- [EXERCISE PROMPT]:
In the listing that follows, how many lines contain the string "Growth"? Provide only the number.

- [AVAILABLE DATA]:
________________________

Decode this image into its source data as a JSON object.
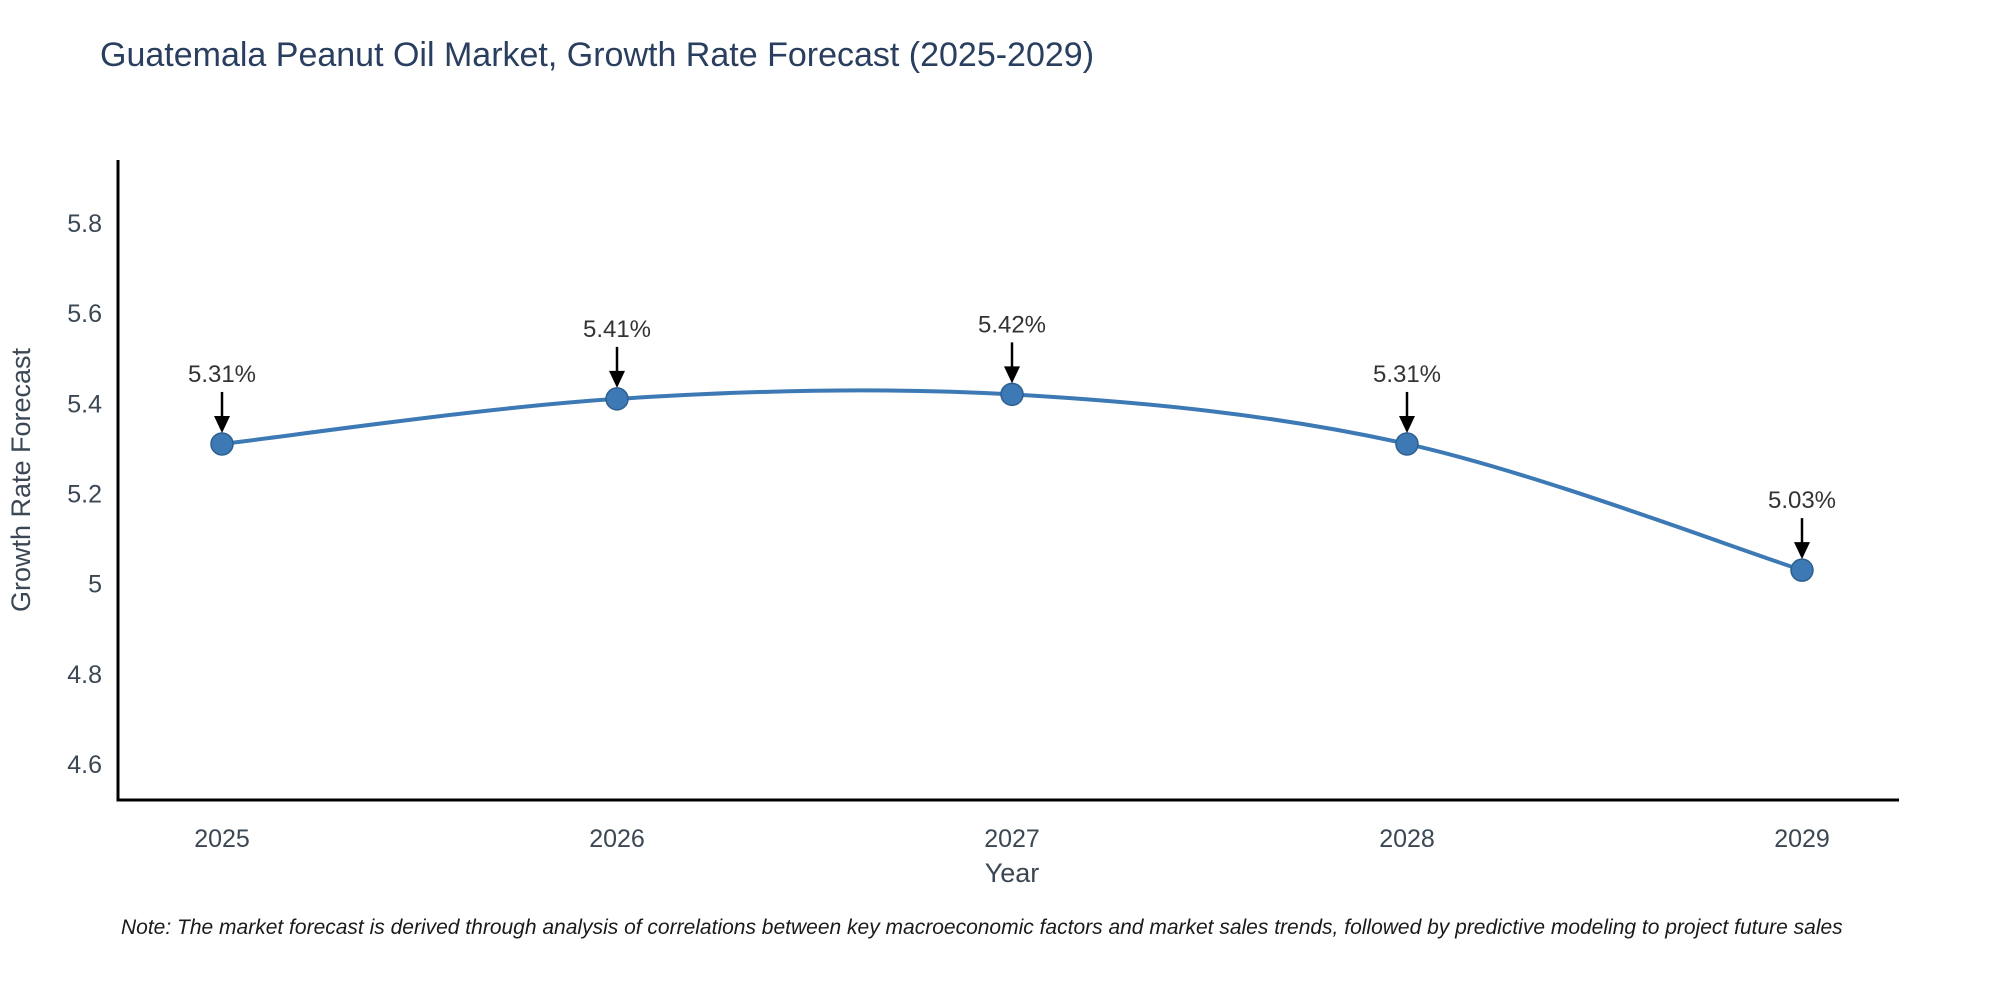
{
  "title": "Guatemala Peanut Oil Market, Growth Rate Forecast (2025-2029)",
  "note": "Note: The market forecast is derived through analysis of correlations between key macroeconomic factors and market sales trends, followed by predictive modeling to project future sales",
  "chart_data": {
    "type": "line",
    "line_shape": "spline",
    "title": "Guatemala Peanut Oil Market, Growth Rate Forecast (2025-2029)",
    "xlabel": "Year",
    "ylabel": "Growth Rate Forecast",
    "x": [
      2025,
      2026,
      2027,
      2028,
      2029
    ],
    "series": [
      {
        "name": "Growth Rate Forecast",
        "values": [
          5.31,
          5.41,
          5.42,
          5.31,
          5.03
        ]
      }
    ],
    "point_labels": [
      "5.31%",
      "5.41%",
      "5.42%",
      "5.31%",
      "5.03%"
    ],
    "yticks": [
      4.6,
      4.8,
      5,
      5.2,
      5.4,
      5.6,
      5.8
    ],
    "ylim": [
      4.52,
      5.94
    ],
    "grid": false,
    "legend_position": "none",
    "colors": {
      "line": "#3d7ab5",
      "marker": "#3d7ab5",
      "marker_edge": "#2d5f8f",
      "axis": "#000000",
      "tick_text": "#3b4754",
      "axis_title_text": "#3b4754",
      "annotation_text": "#333333",
      "annotation_arrow": "#000000",
      "title_text": "#2a3f5f"
    }
  }
}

________________________

- [RESULT OF THIS EXERCISE]:
4